>> start

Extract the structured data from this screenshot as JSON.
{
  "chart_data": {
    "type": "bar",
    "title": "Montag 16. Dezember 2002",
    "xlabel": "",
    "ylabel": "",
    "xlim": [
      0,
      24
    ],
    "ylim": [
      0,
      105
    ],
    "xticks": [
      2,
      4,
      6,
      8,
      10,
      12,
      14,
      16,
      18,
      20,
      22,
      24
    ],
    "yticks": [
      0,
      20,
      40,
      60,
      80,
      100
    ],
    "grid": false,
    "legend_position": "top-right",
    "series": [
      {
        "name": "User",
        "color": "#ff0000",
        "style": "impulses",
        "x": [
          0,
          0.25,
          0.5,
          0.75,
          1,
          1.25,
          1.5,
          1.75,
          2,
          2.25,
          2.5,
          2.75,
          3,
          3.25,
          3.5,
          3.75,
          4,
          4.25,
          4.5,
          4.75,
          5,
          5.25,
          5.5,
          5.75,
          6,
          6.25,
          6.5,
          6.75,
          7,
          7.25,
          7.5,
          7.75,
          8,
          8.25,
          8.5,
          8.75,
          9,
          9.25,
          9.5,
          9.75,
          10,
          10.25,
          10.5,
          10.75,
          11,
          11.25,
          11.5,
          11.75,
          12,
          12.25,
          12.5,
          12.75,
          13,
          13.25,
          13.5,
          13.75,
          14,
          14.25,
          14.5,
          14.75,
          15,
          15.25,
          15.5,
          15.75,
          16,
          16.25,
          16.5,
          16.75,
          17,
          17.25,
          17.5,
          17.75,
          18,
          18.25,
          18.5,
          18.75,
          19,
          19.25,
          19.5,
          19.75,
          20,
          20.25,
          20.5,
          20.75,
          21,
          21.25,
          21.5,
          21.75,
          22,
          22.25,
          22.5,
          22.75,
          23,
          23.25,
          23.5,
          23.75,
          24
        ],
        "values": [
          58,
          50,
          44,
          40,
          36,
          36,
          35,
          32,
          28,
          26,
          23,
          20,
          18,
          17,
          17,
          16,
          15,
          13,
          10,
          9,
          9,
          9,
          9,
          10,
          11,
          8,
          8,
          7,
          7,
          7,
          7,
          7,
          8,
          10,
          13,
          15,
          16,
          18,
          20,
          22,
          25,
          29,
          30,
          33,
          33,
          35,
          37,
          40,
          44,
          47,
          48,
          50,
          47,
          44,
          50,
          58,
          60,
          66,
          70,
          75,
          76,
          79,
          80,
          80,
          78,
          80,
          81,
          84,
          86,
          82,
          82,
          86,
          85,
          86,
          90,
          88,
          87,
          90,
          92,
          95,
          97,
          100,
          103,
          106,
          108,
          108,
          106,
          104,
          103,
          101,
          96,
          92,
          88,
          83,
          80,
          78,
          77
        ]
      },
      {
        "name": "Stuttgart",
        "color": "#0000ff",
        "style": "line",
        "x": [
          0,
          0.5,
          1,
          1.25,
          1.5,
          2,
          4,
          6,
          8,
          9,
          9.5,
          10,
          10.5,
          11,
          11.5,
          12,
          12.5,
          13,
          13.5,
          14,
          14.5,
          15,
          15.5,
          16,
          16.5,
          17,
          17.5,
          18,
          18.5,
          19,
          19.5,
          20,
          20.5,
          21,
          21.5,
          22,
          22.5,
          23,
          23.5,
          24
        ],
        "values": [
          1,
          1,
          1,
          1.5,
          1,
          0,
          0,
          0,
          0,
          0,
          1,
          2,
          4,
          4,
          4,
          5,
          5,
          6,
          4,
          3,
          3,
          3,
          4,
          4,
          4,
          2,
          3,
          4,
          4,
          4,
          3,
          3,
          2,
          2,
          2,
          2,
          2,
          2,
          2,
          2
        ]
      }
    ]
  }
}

>> end

§ What is required
Each entry above is to be set down again in exactly the same words.

§ Result for this task
Extract the structured data from this screenshot as JSON.
{
  "chart_data": {
    "type": "bar",
    "title": "Montag 16. Dezember 2002",
    "xlabel": "",
    "ylabel": "",
    "xlim": [
      0,
      24
    ],
    "ylim": [
      0,
      105
    ],
    "xticks": [
      2,
      4,
      6,
      8,
      10,
      12,
      14,
      16,
      18,
      20,
      22,
      24
    ],
    "yticks": [
      0,
      20,
      40,
      60,
      80,
      100
    ],
    "grid": false,
    "legend_position": "top-right",
    "series": [
      {
        "name": "User",
        "color": "#ff0000",
        "style": "impulses",
        "x": [
          0,
          0.25,
          0.5,
          0.75,
          1,
          1.25,
          1.5,
          1.75,
          2,
          2.25,
          2.5,
          2.75,
          3,
          3.25,
          3.5,
          3.75,
          4,
          4.25,
          4.5,
          4.75,
          5,
          5.25,
          5.5,
          5.75,
          6,
          6.25,
          6.5,
          6.75,
          7,
          7.25,
          7.5,
          7.75,
          8,
          8.25,
          8.5,
          8.75,
          9,
          9.25,
          9.5,
          9.75,
          10,
          10.25,
          10.5,
          10.75,
          11,
          11.25,
          11.5,
          11.75,
          12,
          12.25,
          12.5,
          12.75,
          13,
          13.25,
          13.5,
          13.75,
          14,
          14.25,
          14.5,
          14.75,
          15,
          15.25,
          15.5,
          15.75,
          16,
          16.25,
          16.5,
          16.75,
          17,
          17.25,
          17.5,
          17.75,
          18,
          18.25,
          18.5,
          18.75,
          19,
          19.25,
          19.5,
          19.75,
          20,
          20.25,
          20.5,
          20.75,
          21,
          21.25,
          21.5,
          21.75,
          22,
          22.25,
          22.5,
          22.75,
          23,
          23.25,
          23.5,
          23.75,
          24
        ],
        "values": [
          58,
          50,
          44,
          40,
          36,
          36,
          35,
          32,
          28,
          26,
          23,
          20,
          18,
          17,
          17,
          16,
          15,
          13,
          10,
          9,
          9,
          9,
          9,
          10,
          11,
          8,
          8,
          7,
          7,
          7,
          7,
          7,
          8,
          10,
          13,
          15,
          16,
          18,
          20,
          22,
          25,
          29,
          30,
          33,
          33,
          35,
          37,
          40,
          44,
          47,
          48,
          50,
          47,
          44,
          50,
          58,
          60,
          66,
          70,
          75,
          76,
          79,
          80,
          80,
          78,
          80,
          81,
          84,
          86,
          82,
          82,
          86,
          85,
          86,
          90,
          88,
          87,
          90,
          92,
          95,
          97,
          100,
          103,
          106,
          108,
          108,
          106,
          104,
          103,
          101,
          96,
          92,
          88,
          83,
          80,
          78,
          77
        ]
      },
      {
        "name": "Stuttgart",
        "color": "#0000ff",
        "style": "line",
        "x": [
          0,
          0.5,
          1,
          1.25,
          1.5,
          2,
          4,
          6,
          8,
          9,
          9.5,
          10,
          10.5,
          11,
          11.5,
          12,
          12.5,
          13,
          13.5,
          14,
          14.5,
          15,
          15.5,
          16,
          16.5,
          17,
          17.5,
          18,
          18.5,
          19,
          19.5,
          20,
          20.5,
          21,
          21.5,
          22,
          22.5,
          23,
          23.5,
          24
        ],
        "values": [
          1,
          1,
          1,
          1.5,
          1,
          0,
          0,
          0,
          0,
          0,
          1,
          2,
          4,
          4,
          4,
          5,
          5,
          6,
          4,
          3,
          3,
          3,
          4,
          4,
          4,
          2,
          3,
          4,
          4,
          4,
          3,
          3,
          2,
          2,
          2,
          2,
          2,
          2,
          2,
          2
        ]
      }
    ]
  }
}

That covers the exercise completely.